** Start Supplied information **

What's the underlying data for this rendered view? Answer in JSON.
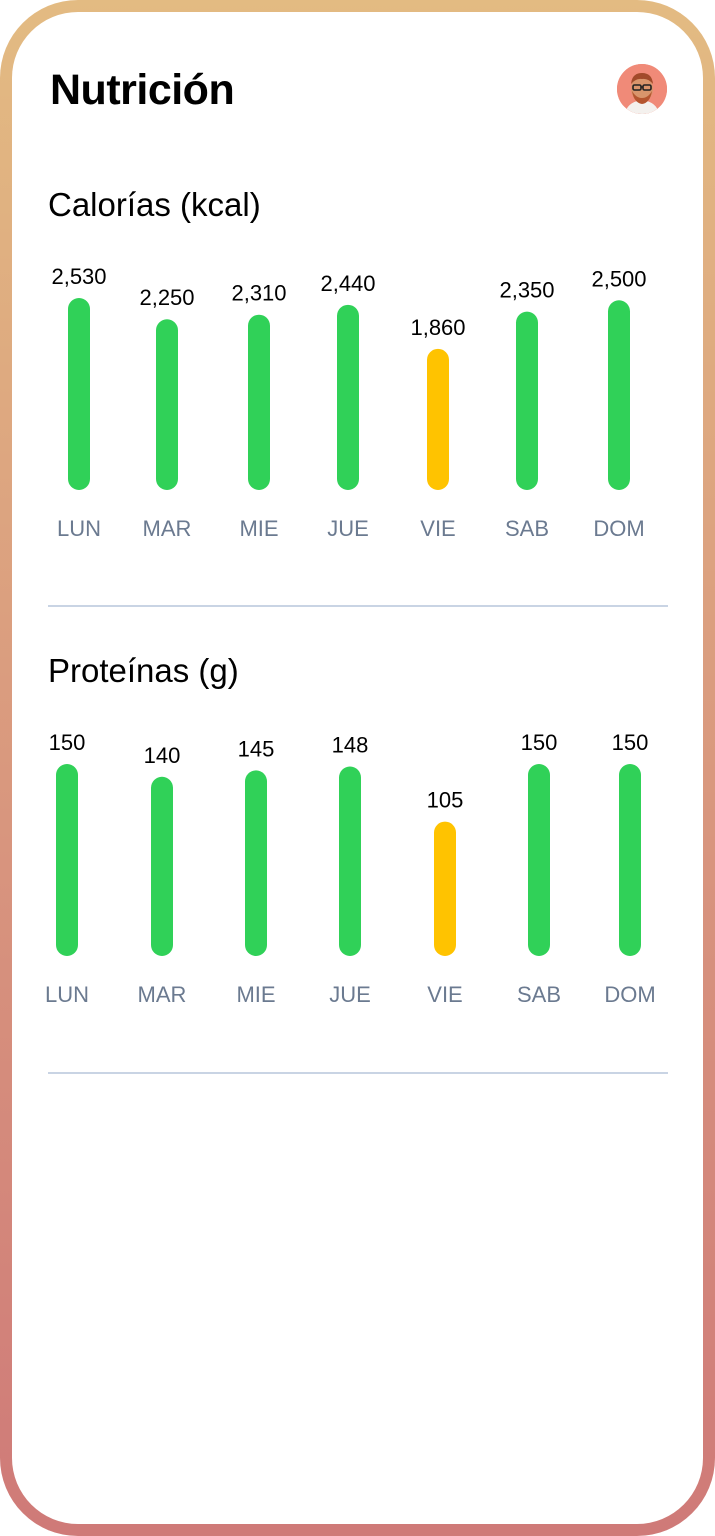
{
  "header": {
    "title": "Nutrición",
    "avatar_icon": "user-avatar-icon"
  },
  "colors": {
    "on_target": "#30d158",
    "below_target": "#ffc300",
    "day_label": "#6b7a90",
    "value_label": "#000000",
    "divider": "#c9d4e4"
  },
  "chart_data": [
    {
      "type": "bar",
      "title": "Calorías (kcal)",
      "categories": [
        "LUN",
        "MAR",
        "MIE",
        "JUE",
        "VIE",
        "SAB",
        "DOM"
      ],
      "values": [
        2530,
        2250,
        2310,
        2440,
        1860,
        2350,
        2500
      ],
      "value_labels": [
        "2,530",
        "2,250",
        "2,310",
        "2,440",
        "1,860",
        "2,350",
        "2,500"
      ],
      "status": [
        "ok",
        "ok",
        "ok",
        "ok",
        "low",
        "ok",
        "ok"
      ],
      "ylim": [
        0,
        2530
      ],
      "grid": false,
      "xlabel": "",
      "ylabel": ""
    },
    {
      "type": "bar",
      "title": "Proteínas (g)",
      "categories": [
        "LUN",
        "MAR",
        "MIE",
        "JUE",
        "VIE",
        "SAB",
        "DOM"
      ],
      "values": [
        150,
        140,
        145,
        148,
        105,
        150,
        150
      ],
      "value_labels": [
        "150",
        "140",
        "145",
        "148",
        "105",
        "150",
        "150"
      ],
      "status": [
        "ok",
        "ok",
        "ok",
        "ok",
        "low",
        "ok",
        "ok"
      ],
      "ylim": [
        0,
        150
      ],
      "grid": false,
      "xlabel": "",
      "ylabel": ""
    }
  ]
}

** End Supplied information **

What to do -
Retype each entry precisely. Skip images entirely.

Correct output -
What's the underlying data for this rendered view? Answer in JSON.
{
  "header": {
    "title": "Nutrición",
    "avatar_icon": "user-avatar-icon"
  },
  "colors": {
    "on_target": "#30d158",
    "below_target": "#ffc300",
    "day_label": "#6b7a90",
    "value_label": "#000000",
    "divider": "#c9d4e4"
  },
  "chart_data": [
    {
      "type": "bar",
      "title": "Calorías (kcal)",
      "categories": [
        "LUN",
        "MAR",
        "MIE",
        "JUE",
        "VIE",
        "SAB",
        "DOM"
      ],
      "values": [
        2530,
        2250,
        2310,
        2440,
        1860,
        2350,
        2500
      ],
      "value_labels": [
        "2,530",
        "2,250",
        "2,310",
        "2,440",
        "1,860",
        "2,350",
        "2,500"
      ],
      "status": [
        "ok",
        "ok",
        "ok",
        "ok",
        "low",
        "ok",
        "ok"
      ],
      "ylim": [
        0,
        2530
      ],
      "grid": false,
      "xlabel": "",
      "ylabel": ""
    },
    {
      "type": "bar",
      "title": "Proteínas (g)",
      "categories": [
        "LUN",
        "MAR",
        "MIE",
        "JUE",
        "VIE",
        "SAB",
        "DOM"
      ],
      "values": [
        150,
        140,
        145,
        148,
        105,
        150,
        150
      ],
      "value_labels": [
        "150",
        "140",
        "145",
        "148",
        "105",
        "150",
        "150"
      ],
      "status": [
        "ok",
        "ok",
        "ok",
        "ok",
        "low",
        "ok",
        "ok"
      ],
      "ylim": [
        0,
        150
      ],
      "grid": false,
      "xlabel": "",
      "ylabel": ""
    }
  ]
}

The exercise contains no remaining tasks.